Records:
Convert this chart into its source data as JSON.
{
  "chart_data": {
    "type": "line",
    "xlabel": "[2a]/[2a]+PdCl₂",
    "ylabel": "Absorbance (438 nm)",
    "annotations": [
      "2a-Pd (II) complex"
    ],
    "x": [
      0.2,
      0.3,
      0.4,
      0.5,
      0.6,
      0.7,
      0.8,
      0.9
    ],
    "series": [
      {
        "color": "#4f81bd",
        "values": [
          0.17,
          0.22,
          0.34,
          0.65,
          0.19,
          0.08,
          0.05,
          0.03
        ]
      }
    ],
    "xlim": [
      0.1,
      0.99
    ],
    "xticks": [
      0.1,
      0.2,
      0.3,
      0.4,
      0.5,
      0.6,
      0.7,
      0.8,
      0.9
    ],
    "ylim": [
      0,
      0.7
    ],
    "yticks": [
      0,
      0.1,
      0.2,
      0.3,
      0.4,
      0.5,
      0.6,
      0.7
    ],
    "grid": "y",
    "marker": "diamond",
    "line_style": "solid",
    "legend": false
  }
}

Instructions for the task:
From the data above, extract every line in its exact form.

Correct output:
Convert this chart into its source data as JSON.
{
  "chart_data": {
    "type": "line",
    "xlabel": "[2a]/[2a]+PdCl₂",
    "ylabel": "Absorbance (438 nm)",
    "annotations": [
      "2a-Pd (II) complex"
    ],
    "x": [
      0.2,
      0.3,
      0.4,
      0.5,
      0.6,
      0.7,
      0.8,
      0.9
    ],
    "series": [
      {
        "color": "#4f81bd",
        "values": [
          0.17,
          0.22,
          0.34,
          0.65,
          0.19,
          0.08,
          0.05,
          0.03
        ]
      }
    ],
    "xlim": [
      0.1,
      0.99
    ],
    "xticks": [
      0.1,
      0.2,
      0.3,
      0.4,
      0.5,
      0.6,
      0.7,
      0.8,
      0.9
    ],
    "ylim": [
      0,
      0.7
    ],
    "yticks": [
      0,
      0.1,
      0.2,
      0.3,
      0.4,
      0.5,
      0.6,
      0.7
    ],
    "grid": "y",
    "marker": "diamond",
    "line_style": "solid",
    "legend": false
  }
}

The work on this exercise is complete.